Copy out each line that has "Dollar" in it.
* Begin Data for processing *
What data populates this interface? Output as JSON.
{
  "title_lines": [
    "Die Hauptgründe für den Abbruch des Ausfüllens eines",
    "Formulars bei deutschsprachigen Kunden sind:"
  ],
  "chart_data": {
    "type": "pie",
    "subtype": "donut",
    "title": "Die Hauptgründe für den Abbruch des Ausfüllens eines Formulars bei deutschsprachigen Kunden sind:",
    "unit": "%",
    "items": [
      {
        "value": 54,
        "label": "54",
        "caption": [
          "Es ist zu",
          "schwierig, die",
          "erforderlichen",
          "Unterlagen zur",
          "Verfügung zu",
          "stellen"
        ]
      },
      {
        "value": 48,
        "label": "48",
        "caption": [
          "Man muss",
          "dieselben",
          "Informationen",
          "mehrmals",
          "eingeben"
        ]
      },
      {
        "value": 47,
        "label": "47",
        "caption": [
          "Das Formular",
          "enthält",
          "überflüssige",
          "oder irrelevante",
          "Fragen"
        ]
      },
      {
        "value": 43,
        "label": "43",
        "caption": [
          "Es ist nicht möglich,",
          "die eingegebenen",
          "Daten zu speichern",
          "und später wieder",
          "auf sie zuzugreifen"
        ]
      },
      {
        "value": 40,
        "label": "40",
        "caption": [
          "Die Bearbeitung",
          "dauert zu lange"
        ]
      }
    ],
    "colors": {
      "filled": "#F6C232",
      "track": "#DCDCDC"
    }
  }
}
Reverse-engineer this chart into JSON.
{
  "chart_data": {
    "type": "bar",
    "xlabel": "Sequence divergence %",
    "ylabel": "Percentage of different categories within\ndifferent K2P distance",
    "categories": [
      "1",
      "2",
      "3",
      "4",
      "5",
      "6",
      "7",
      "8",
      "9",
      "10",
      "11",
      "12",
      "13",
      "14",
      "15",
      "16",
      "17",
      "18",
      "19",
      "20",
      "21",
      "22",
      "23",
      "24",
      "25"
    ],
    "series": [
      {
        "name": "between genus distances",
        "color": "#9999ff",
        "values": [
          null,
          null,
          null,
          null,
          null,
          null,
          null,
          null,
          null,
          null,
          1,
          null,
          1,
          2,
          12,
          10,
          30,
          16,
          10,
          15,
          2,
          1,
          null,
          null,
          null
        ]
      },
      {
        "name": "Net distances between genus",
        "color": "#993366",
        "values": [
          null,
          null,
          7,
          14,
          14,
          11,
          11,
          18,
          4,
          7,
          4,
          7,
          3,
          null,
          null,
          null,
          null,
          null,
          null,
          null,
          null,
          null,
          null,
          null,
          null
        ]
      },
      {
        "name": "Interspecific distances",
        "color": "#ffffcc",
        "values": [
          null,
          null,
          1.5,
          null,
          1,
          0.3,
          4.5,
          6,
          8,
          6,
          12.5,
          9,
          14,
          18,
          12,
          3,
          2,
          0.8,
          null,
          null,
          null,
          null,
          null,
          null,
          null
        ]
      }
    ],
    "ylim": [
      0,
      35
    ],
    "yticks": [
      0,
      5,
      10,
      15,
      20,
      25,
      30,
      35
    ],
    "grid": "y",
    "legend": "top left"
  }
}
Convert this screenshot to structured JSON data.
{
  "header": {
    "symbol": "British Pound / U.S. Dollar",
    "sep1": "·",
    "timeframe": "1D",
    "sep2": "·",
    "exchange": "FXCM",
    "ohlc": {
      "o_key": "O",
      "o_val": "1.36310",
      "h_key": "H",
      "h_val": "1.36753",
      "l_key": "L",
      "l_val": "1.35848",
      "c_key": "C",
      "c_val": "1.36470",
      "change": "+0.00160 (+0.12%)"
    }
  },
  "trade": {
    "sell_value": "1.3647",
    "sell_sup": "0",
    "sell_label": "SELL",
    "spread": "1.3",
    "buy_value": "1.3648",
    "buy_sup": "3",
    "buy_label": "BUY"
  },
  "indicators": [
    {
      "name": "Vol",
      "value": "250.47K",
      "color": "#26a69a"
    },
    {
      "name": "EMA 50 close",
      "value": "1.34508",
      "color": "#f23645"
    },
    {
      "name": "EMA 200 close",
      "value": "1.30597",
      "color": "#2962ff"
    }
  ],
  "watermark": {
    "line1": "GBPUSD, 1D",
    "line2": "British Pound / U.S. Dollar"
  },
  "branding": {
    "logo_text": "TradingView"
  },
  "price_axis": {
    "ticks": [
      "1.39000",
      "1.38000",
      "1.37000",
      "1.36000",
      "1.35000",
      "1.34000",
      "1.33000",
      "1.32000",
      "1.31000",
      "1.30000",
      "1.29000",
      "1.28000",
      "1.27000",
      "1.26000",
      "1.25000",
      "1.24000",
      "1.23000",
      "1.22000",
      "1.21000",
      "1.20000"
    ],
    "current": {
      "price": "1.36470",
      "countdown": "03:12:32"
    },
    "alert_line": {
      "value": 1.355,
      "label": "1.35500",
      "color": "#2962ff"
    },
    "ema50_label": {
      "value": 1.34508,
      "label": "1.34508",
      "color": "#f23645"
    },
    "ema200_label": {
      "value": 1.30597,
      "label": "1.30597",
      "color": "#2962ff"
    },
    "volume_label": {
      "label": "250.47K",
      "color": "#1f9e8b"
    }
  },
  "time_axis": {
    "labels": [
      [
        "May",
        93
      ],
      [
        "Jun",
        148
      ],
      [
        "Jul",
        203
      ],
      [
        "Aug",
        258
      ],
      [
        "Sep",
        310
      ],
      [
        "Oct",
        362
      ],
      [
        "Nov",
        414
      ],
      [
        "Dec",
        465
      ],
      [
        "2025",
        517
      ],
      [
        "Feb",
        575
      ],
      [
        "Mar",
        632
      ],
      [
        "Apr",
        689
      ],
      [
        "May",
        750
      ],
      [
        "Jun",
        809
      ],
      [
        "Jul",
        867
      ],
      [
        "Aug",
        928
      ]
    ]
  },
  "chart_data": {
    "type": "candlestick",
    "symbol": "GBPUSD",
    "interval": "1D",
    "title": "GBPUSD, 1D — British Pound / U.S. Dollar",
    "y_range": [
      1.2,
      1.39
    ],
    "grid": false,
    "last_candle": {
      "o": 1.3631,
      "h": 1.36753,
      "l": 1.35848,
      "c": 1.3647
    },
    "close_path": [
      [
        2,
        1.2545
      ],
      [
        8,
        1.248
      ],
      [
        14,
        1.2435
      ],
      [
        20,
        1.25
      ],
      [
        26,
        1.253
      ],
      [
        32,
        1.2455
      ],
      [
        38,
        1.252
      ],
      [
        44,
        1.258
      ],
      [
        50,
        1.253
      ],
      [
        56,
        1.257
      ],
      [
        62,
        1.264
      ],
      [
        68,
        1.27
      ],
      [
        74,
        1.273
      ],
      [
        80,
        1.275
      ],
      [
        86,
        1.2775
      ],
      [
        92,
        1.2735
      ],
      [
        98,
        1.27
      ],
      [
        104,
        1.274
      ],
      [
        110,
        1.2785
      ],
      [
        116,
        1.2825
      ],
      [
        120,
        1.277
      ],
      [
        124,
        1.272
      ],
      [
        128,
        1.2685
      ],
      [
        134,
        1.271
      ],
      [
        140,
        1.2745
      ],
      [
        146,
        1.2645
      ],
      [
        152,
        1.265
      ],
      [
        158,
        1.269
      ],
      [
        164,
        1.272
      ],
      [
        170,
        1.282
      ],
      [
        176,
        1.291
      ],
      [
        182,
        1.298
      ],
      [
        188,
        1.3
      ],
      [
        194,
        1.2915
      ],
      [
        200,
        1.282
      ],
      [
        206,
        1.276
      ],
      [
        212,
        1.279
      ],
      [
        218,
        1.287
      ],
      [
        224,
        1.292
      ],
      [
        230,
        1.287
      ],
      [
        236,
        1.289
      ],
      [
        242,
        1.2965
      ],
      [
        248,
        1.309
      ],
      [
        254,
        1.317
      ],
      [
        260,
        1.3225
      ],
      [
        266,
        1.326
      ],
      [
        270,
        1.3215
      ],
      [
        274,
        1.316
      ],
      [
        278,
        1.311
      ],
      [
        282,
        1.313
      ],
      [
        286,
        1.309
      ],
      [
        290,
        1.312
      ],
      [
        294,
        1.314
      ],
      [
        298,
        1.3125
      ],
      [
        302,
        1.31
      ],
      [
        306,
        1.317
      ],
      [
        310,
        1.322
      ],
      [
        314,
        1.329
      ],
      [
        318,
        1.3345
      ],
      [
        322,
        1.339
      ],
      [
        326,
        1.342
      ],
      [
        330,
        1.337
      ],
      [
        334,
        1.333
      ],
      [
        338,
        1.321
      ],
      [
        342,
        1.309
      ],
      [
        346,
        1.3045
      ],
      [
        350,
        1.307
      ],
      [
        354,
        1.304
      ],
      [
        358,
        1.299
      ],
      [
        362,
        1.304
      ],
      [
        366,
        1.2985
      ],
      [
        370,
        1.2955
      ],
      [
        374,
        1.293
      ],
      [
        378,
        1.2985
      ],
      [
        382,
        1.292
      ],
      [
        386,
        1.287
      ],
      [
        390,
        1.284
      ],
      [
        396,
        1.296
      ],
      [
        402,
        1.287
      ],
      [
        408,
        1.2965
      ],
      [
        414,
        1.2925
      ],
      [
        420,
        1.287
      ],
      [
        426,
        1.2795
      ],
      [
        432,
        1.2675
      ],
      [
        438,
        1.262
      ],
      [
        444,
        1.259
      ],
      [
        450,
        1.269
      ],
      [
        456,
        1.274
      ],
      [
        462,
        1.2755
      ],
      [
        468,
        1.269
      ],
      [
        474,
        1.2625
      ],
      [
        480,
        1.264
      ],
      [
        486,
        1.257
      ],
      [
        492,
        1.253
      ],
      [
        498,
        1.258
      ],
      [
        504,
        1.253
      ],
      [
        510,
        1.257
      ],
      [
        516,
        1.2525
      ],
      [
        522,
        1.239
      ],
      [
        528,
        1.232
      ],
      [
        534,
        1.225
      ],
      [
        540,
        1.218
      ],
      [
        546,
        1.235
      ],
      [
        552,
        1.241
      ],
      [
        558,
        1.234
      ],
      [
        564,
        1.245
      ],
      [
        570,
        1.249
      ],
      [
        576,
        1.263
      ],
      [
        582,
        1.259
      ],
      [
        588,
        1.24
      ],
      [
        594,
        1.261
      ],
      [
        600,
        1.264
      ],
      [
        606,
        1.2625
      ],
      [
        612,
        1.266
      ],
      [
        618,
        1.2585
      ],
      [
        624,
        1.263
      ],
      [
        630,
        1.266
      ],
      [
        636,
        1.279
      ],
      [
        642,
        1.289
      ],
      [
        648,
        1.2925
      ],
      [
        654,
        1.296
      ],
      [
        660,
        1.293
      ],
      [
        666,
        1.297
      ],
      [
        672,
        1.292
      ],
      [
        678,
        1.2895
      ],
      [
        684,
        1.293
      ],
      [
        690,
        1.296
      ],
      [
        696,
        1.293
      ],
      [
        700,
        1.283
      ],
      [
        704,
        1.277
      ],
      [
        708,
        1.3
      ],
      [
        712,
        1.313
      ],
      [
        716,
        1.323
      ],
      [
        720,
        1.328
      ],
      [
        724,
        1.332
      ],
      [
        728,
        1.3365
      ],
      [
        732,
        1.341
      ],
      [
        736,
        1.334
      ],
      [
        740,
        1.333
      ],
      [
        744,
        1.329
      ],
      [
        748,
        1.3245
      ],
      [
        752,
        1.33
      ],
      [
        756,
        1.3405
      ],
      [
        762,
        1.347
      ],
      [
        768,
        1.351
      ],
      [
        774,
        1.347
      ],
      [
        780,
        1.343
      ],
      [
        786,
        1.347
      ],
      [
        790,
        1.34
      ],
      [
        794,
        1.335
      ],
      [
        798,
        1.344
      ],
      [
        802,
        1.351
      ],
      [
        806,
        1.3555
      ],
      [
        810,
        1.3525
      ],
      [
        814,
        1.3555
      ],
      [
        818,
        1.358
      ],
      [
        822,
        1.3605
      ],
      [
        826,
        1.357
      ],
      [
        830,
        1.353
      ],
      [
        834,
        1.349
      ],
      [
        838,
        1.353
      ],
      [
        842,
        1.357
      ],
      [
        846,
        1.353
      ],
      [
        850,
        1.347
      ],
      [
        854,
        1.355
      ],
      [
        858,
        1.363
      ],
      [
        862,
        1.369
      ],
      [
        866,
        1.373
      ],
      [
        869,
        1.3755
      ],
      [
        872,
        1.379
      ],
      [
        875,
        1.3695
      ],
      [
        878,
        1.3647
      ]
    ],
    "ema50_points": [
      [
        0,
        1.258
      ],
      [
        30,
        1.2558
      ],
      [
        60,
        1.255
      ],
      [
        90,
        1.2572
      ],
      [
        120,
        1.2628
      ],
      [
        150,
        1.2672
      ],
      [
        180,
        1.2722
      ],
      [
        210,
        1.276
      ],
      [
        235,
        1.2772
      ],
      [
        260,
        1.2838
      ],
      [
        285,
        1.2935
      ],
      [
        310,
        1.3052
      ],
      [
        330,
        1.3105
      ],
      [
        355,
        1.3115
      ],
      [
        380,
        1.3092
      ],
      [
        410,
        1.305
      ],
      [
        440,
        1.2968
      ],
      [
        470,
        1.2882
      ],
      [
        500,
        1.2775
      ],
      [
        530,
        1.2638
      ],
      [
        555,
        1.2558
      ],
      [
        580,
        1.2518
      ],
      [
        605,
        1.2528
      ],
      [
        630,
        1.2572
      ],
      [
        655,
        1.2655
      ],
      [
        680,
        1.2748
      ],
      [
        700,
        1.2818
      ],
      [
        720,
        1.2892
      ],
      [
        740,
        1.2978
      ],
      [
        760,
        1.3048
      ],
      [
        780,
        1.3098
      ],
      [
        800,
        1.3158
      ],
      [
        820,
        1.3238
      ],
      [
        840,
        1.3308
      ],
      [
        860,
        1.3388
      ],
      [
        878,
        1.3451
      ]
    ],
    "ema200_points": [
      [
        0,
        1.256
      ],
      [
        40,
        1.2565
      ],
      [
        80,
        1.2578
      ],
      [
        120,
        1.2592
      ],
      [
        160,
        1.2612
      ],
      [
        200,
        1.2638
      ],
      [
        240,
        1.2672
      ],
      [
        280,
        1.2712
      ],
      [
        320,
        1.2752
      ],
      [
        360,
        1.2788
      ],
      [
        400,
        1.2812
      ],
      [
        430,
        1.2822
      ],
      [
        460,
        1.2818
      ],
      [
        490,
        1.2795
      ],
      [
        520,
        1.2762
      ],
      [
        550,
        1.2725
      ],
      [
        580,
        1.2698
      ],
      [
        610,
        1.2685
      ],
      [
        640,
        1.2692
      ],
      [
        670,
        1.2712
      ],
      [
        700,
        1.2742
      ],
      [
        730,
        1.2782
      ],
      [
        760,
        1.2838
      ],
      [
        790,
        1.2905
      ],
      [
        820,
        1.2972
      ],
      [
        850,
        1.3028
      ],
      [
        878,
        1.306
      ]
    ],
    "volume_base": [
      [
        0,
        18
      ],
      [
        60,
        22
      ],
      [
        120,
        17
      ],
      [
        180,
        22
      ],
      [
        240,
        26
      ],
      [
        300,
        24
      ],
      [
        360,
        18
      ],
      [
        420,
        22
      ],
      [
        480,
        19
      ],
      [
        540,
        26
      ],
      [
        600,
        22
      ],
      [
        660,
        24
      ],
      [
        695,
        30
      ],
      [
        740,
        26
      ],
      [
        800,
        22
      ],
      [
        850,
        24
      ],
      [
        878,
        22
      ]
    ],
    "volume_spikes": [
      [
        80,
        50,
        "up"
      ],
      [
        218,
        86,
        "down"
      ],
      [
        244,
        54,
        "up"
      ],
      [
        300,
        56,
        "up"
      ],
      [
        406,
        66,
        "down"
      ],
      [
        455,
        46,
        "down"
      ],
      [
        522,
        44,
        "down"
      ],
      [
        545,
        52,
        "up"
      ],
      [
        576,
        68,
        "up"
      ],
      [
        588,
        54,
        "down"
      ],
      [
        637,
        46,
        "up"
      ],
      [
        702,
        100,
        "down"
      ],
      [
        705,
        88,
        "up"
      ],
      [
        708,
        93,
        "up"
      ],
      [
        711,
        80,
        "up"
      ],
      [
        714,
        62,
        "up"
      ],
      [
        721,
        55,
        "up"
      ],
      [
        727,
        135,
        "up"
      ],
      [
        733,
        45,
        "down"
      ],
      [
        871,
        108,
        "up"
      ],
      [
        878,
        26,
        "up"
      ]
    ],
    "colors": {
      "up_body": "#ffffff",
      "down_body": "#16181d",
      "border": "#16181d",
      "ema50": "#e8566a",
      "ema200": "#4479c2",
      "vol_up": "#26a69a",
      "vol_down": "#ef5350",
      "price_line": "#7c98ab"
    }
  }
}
* End Data for processing *
Finished task:
    "symbol": "British Pound / U.S. Dollar",
    "line2": "British Pound / U.S. Dollar"
    "title": "GBPUSD, 1D — British Pound / U.S. Dollar",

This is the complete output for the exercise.